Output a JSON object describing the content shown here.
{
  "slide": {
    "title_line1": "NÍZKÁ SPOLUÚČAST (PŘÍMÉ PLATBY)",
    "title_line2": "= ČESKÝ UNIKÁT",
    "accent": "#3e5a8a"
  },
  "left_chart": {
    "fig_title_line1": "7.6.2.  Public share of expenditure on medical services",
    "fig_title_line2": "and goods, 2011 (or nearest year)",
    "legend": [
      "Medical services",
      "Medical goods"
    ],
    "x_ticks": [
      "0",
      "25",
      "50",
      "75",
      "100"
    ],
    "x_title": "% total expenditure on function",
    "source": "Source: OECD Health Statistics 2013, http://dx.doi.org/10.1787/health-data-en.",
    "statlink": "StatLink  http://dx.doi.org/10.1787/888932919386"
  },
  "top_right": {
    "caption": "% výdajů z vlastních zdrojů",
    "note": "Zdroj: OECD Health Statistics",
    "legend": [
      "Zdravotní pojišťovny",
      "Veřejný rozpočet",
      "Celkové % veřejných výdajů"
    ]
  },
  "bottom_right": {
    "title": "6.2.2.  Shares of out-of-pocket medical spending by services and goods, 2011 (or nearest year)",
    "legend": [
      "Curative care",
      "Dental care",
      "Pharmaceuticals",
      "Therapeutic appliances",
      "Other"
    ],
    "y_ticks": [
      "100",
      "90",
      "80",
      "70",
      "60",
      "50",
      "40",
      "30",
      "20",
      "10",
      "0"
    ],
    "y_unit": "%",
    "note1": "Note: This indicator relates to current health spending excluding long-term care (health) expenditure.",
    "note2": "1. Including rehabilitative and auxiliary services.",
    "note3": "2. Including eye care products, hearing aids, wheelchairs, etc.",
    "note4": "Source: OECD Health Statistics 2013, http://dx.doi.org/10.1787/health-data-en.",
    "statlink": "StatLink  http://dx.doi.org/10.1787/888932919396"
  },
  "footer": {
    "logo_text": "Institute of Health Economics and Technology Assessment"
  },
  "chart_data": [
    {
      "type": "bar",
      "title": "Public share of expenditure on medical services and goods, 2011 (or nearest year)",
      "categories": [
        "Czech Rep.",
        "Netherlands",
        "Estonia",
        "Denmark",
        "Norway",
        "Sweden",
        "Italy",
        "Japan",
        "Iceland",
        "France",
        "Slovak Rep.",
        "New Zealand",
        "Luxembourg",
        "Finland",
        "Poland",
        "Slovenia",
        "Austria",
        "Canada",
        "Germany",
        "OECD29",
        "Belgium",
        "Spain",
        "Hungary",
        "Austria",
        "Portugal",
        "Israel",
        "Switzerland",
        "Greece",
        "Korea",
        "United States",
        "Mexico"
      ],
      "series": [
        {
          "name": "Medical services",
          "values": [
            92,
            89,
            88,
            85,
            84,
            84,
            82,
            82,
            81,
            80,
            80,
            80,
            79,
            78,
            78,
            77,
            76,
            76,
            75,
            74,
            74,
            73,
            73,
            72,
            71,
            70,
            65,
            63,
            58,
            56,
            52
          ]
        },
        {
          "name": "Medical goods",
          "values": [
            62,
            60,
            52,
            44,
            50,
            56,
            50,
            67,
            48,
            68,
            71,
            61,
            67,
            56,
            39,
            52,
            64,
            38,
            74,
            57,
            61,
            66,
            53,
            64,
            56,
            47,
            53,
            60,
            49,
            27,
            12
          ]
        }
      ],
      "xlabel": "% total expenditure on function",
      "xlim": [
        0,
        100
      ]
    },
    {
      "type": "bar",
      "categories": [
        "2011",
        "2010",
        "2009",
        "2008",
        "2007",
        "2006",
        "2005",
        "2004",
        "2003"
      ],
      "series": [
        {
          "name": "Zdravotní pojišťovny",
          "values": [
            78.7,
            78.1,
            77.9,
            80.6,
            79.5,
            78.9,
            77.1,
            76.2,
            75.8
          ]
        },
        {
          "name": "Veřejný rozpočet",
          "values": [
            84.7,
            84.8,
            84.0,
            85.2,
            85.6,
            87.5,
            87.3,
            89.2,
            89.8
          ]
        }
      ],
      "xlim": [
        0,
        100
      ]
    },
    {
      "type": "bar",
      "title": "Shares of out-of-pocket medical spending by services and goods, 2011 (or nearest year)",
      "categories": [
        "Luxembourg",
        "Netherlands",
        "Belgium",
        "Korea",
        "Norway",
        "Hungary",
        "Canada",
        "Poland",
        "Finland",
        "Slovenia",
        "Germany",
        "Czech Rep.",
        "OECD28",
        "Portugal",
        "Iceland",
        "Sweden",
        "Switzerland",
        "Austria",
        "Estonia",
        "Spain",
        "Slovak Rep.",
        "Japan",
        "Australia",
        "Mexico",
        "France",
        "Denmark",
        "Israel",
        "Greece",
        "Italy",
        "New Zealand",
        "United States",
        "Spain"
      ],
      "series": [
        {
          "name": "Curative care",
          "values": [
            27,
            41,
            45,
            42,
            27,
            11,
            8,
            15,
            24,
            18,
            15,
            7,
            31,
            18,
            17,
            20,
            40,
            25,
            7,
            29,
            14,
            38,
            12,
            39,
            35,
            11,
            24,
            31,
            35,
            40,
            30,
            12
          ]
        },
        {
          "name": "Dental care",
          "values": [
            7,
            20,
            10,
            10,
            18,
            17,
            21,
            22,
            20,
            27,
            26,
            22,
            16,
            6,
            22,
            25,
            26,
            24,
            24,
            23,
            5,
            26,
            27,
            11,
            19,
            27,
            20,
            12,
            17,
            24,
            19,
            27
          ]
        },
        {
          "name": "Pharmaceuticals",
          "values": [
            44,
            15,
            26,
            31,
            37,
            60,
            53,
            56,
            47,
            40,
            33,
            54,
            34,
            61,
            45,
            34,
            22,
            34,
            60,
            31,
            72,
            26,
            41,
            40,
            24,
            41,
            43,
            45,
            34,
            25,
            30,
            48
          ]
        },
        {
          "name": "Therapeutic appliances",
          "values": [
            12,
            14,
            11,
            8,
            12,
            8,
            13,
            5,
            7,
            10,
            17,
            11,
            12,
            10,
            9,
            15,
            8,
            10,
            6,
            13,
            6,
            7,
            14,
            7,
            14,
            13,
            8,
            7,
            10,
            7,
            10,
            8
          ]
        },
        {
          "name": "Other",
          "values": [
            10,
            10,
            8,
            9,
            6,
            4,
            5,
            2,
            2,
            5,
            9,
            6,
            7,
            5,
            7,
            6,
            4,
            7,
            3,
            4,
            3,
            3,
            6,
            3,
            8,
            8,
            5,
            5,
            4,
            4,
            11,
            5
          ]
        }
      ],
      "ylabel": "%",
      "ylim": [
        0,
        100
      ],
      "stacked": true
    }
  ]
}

▸ Work to do:
Return every line above that contains the word "goods".

▸ Finished exercise:
    "fig_title_line2": "and goods, 2011 (or nearest year)",
      "Medical goods"
    "title": "6.2.2.  Shares of out-of-pocket medical spending by services and goods, 2011 (or nearest year)",
      "title": "Public share of expenditure on medical services and goods, 2011 (or nearest year)",
          "name": "Medical goods",
      "title": "Shares of out-of-pocket medical spending by services and goods, 2011 (or nearest year)",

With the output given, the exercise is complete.